Write out the material exactly, from the line containing "page-title: SJ snabbtåg" up to and including the line containing "road-shield: E 20;277 xyxy=(391,9,446,24)".

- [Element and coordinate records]
■ ■ ■ ■ ■

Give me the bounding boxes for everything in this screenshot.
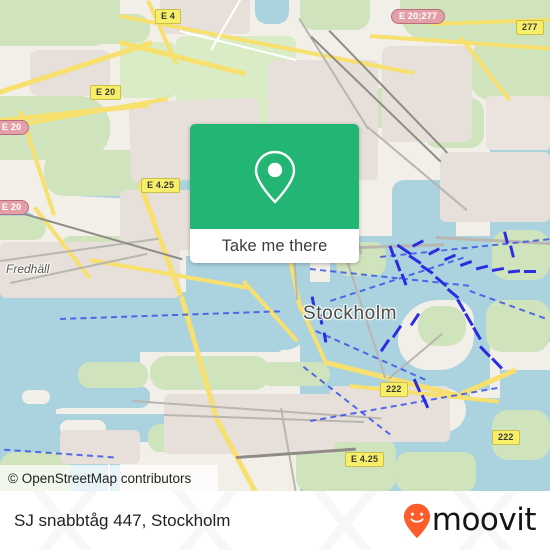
page-title: SJ snabbtåg 447, Stockholm xyxy=(14,510,231,530)
road-shield: E 20 xyxy=(0,120,30,135)
take-me-there-button[interactable]: Take me there xyxy=(190,229,359,263)
moovit-smiley-pin-icon xyxy=(403,503,430,538)
map-place-label: Fredhäll xyxy=(6,262,50,276)
road-shield: 277 xyxy=(516,20,544,35)
road-shield: E 4 xyxy=(155,9,182,24)
map-screenshot: E 4 E 20;277 277 E 20 E 20 E 4.25 E 20 222 222 E … xyxy=(0,0,550,550)
road-shield: E 20 xyxy=(0,200,30,215)
road-shield: E 20;277 xyxy=(391,9,446,24)
road-shield: 222 xyxy=(380,382,408,397)
road-shield: 222 xyxy=(492,430,520,445)
map-pin-icon xyxy=(254,150,295,204)
take-me-there-label: Take me there xyxy=(221,236,328,255)
road-shield: E 4.25 xyxy=(345,452,385,467)
osm-attribution[interactable]: © OpenStreetMap contributors xyxy=(0,465,218,491)
take-me-there-card[interactable]: Take me there xyxy=(190,124,359,263)
road-shield: E 20 xyxy=(90,85,122,100)
map-place-label: Stockholm xyxy=(303,303,398,324)
card-icon-area xyxy=(190,124,359,229)
osm-attribution-text: © OpenStreetMap contributors xyxy=(8,470,192,486)
moovit-logo[interactable]: moovit xyxy=(403,502,537,539)
footer-bar: SJ snabbtåg 447, Stockholm moovit xyxy=(0,491,550,550)
moovit-wordmark: moovit xyxy=(431,502,537,538)
road-shield: E 4.25 xyxy=(141,178,181,193)
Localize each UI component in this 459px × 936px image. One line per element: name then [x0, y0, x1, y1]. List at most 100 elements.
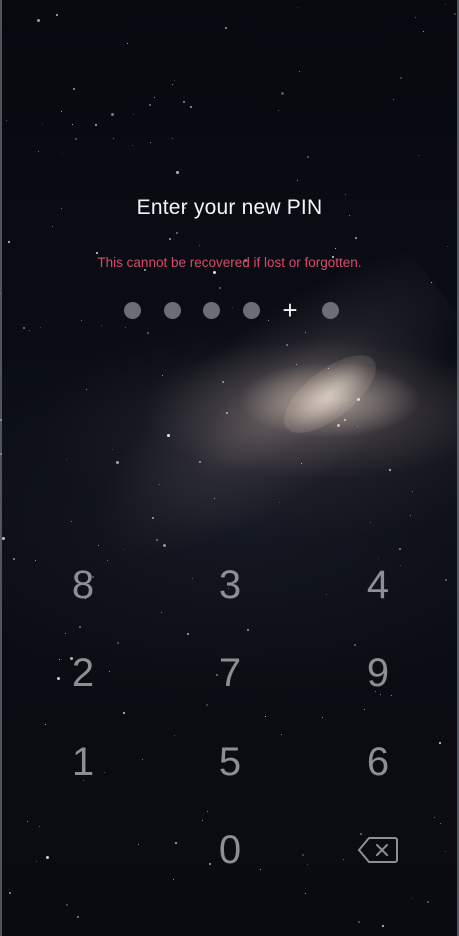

■ ■ ■ ■ ■

- [FINISHED ANSWER]
page-title: SJ snabbtåg 447, Stockholm xyxy=(14,510,231,530)
road-shield: E 20 xyxy=(0,120,30,135)
take-me-there-button[interactable]: Take me there xyxy=(190,229,359,263)
moovit-smiley-pin-icon xyxy=(403,503,430,538)
map-place-label: Fredhäll xyxy=(6,262,50,276)
road-shield: 277 xyxy=(516,20,544,35)
road-shield: E 4 xyxy=(155,9,182,24)
map-screenshot: E 4 E 20;277 277 E 20 E 20 E 4.25 E 20 222 222 E … xyxy=(0,0,550,550)
road-shield: E 20 xyxy=(0,200,30,215)
road-shield: E 20;277 xyxy=(391,9,446,24)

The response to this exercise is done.